#### WHAT IS NEEDED
What follows is a set of entries. Repeat them exactly, but not their pictures.

#### RECORDS PROVIDED
________________
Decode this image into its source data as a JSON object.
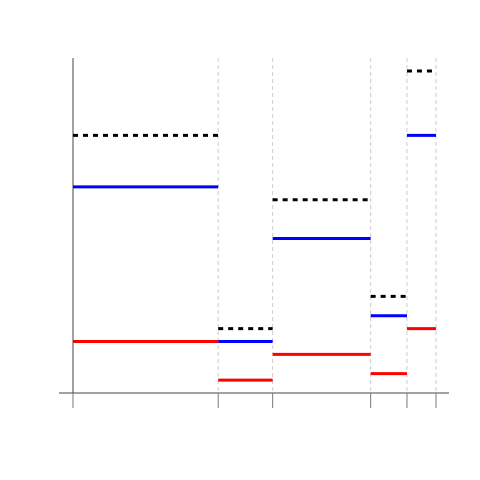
{
  "chart_data": {
    "type": "line",
    "step": true,
    "title": "",
    "xlabel": "",
    "ylabel": "",
    "grid": "vertical-dashed",
    "legend": "none",
    "xlim": [
      0,
      10.3
    ],
    "ylim": [
      0,
      10.3
    ],
    "breaks": [
      0,
      4,
      5.5,
      8.2,
      9.2,
      10
    ],
    "series": [
      {
        "color": "#000000",
        "style": "dotted",
        "values": [
          8,
          2,
          6,
          3,
          10
        ]
      },
      {
        "color": "#0000ff",
        "style": "solid",
        "values": [
          6.4,
          1.6,
          4.8,
          2.4,
          8
        ]
      },
      {
        "color": "#ff0000",
        "style": "solid",
        "values": [
          1.6,
          0.4,
          1.2,
          0.6,
          2
        ]
      }
    ]
  }
}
________________
#### WRITTEN SOLUTION
Decode this image into its source data as a JSON object.
{
  "chart_data": {
    "type": "line",
    "step": true,
    "title": "",
    "xlabel": "",
    "ylabel": "",
    "grid": "vertical-dashed",
    "legend": "none",
    "xlim": [
      0,
      10.3
    ],
    "ylim": [
      0,
      10.3
    ],
    "breaks": [
      0,
      4,
      5.5,
      8.2,
      9.2,
      10
    ],
    "series": [
      {
        "color": "#000000",
        "style": "dotted",
        "values": [
          8,
          2,
          6,
          3,
          10
        ]
      },
      {
        "color": "#0000ff",
        "style": "solid",
        "values": [
          6.4,
          1.6,
          4.8,
          2.4,
          8
        ]
      },
      {
        "color": "#ff0000",
        "style": "solid",
        "values": [
          1.6,
          0.4,
          1.2,
          0.6,
          2
        ]
      }
    ]
  }
}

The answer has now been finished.